[Figure record extracts]
☆ ☆ ☆

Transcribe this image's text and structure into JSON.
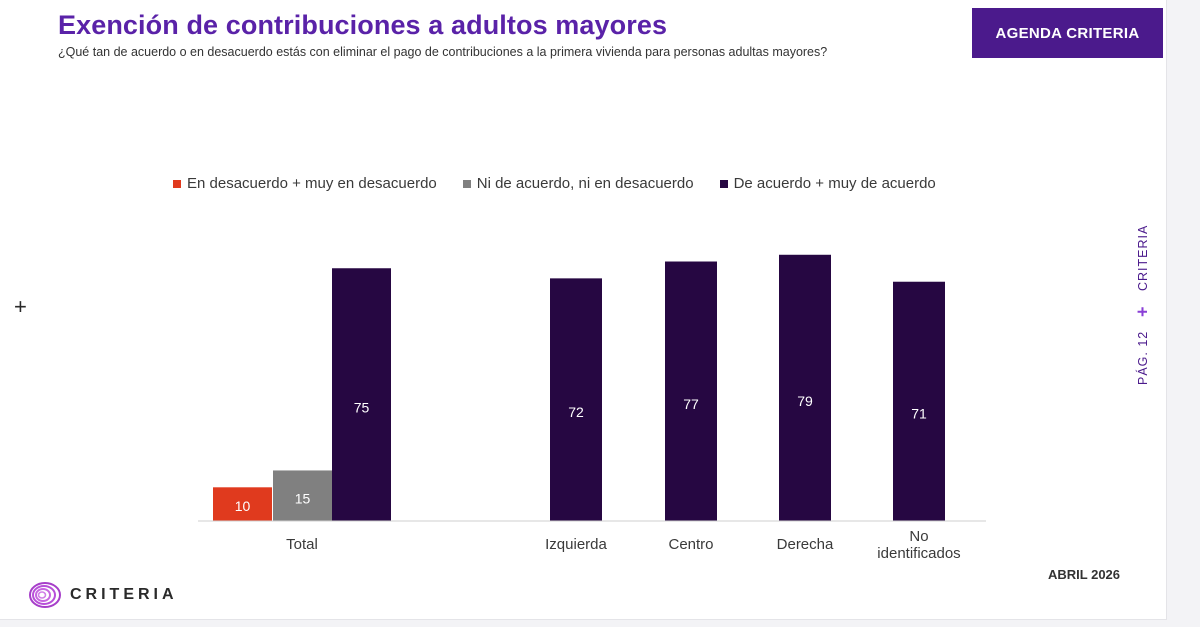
{
  "header": {
    "title": "Exención de contribuciones a adultos mayores",
    "subtitle": "¿Qué tan de acuerdo o en desacuerdo estás con eliminar el pago de contribuciones a la primera vivienda para personas adultas mayores?",
    "agenda_label": "AGENDA CRITERIA"
  },
  "side": {
    "brand": "CRITERIA",
    "page": "PÁG. 12",
    "plus": "+"
  },
  "left_marker": "+",
  "footer": {
    "date": "ABRIL 2026",
    "logo_text": "CRITERIA"
  },
  "colors": {
    "red": "#e03a1e",
    "gray": "#808080",
    "purple": "#260742",
    "accent": "#5a22a8"
  },
  "chart_data": {
    "type": "bar",
    "title": "Exención de contribuciones a adultos mayores",
    "xlabel": "",
    "ylabel": "",
    "ylim": [
      0,
      80
    ],
    "grid": false,
    "legend_position": "top",
    "legend": [
      {
        "name": "En desacuerdo + muy en desacuerdo",
        "color": "#e03a1e"
      },
      {
        "name": "Ni de acuerdo, ni en desacuerdo",
        "color": "#808080"
      },
      {
        "name": "De acuerdo + muy de acuerdo",
        "color": "#260742"
      }
    ],
    "groups": [
      {
        "category": "Total",
        "bars": [
          {
            "series": "En desacuerdo + muy en desacuerdo",
            "value": 10,
            "color": "#e03a1e"
          },
          {
            "series": "Ni de acuerdo, ni en desacuerdo",
            "value": 15,
            "color": "#808080"
          },
          {
            "series": "De acuerdo + muy de acuerdo",
            "value": 75,
            "color": "#260742"
          }
        ]
      },
      {
        "category": "Izquierda",
        "bars": [
          {
            "series": "De acuerdo + muy de acuerdo",
            "value": 72,
            "color": "#260742"
          }
        ]
      },
      {
        "category": "Centro",
        "bars": [
          {
            "series": "De acuerdo + muy de acuerdo",
            "value": 77,
            "color": "#260742"
          }
        ]
      },
      {
        "category": "Derecha",
        "bars": [
          {
            "series": "De acuerdo + muy de acuerdo",
            "value": 79,
            "color": "#260742"
          }
        ]
      },
      {
        "category": "No identificados",
        "bars": [
          {
            "series": "De acuerdo + muy de acuerdo",
            "value": 71,
            "color": "#260742"
          }
        ]
      }
    ]
  }
}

☆ ☆ ☆

• Exercise instructions: From the material, report only how many lines include the word "category".

• The result: 5